Copy each line that holds "Весы".

====

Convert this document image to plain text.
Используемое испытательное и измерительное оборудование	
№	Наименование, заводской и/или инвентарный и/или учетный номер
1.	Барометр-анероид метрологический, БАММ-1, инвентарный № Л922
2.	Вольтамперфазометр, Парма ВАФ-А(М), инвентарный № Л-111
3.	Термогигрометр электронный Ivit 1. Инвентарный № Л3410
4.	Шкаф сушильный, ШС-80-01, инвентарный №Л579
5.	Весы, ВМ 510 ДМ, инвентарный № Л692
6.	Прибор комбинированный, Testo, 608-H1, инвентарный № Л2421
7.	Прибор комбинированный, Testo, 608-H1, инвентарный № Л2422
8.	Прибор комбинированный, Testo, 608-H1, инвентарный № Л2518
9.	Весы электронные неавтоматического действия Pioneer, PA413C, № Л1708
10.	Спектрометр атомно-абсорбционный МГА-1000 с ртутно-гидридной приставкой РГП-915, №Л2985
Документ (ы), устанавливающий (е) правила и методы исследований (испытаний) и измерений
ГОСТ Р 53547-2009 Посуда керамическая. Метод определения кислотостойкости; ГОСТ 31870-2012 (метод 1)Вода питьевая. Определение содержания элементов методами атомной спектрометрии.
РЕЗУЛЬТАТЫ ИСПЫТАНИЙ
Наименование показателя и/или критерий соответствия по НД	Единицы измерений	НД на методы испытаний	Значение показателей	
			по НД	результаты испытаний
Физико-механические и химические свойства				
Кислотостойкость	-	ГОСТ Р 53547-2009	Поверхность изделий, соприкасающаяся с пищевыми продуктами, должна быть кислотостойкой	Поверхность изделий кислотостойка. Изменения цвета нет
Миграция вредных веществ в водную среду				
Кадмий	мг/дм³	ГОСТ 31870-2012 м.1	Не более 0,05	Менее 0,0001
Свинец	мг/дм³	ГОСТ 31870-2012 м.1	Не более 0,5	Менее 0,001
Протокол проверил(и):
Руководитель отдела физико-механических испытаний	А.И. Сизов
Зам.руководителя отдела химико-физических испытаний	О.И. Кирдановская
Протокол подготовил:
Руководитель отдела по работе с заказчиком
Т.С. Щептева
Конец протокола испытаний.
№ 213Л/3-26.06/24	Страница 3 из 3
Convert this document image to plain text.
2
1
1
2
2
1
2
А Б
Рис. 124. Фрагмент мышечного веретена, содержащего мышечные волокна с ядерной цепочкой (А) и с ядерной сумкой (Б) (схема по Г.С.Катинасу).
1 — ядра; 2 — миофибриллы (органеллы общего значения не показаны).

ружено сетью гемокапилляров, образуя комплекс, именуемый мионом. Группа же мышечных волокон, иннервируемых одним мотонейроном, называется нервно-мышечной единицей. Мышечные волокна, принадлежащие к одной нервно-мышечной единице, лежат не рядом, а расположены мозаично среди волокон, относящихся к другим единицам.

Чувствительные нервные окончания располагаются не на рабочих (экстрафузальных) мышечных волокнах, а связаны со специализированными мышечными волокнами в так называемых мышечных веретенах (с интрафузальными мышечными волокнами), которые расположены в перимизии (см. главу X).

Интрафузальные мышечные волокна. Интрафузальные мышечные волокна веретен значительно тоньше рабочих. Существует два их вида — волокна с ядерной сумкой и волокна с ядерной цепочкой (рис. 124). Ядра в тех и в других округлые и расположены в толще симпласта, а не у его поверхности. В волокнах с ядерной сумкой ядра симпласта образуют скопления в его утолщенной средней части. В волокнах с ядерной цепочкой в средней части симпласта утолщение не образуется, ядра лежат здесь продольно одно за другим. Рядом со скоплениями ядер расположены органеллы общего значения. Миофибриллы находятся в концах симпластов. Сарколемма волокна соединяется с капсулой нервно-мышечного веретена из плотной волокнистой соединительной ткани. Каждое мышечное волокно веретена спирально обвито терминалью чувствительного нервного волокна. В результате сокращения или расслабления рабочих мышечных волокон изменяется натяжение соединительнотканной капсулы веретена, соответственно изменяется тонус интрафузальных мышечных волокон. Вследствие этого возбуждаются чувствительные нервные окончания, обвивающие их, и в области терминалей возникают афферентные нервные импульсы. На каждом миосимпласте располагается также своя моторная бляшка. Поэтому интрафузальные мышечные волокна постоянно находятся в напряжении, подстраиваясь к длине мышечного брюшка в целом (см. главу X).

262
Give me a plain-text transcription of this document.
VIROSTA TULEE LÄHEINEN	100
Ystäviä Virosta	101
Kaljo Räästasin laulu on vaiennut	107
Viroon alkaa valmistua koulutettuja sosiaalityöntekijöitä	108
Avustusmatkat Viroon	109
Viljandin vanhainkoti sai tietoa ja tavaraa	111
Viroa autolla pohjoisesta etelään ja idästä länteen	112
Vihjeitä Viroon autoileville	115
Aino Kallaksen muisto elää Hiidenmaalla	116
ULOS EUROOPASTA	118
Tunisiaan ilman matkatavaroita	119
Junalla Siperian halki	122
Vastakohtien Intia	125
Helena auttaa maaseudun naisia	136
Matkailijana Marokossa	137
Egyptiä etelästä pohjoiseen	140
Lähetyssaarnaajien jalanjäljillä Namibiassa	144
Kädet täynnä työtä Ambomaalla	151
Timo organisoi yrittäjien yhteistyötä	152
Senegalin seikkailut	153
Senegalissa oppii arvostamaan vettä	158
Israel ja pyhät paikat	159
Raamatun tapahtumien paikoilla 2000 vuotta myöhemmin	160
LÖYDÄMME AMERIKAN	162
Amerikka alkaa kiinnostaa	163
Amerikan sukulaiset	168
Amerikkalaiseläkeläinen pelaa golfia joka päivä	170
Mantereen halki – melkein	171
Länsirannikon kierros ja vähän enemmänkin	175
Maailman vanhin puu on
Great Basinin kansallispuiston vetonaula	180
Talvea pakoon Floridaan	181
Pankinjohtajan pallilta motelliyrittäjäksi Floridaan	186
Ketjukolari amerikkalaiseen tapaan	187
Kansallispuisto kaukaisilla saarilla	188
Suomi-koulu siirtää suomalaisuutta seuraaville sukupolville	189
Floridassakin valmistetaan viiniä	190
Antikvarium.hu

====

Response to this task>
5.	Весы, ВМ 510 ДМ, инвентарный № Л692
9.	Весы электронные неавтоматического действия Pioneer, PA413C, № Л1708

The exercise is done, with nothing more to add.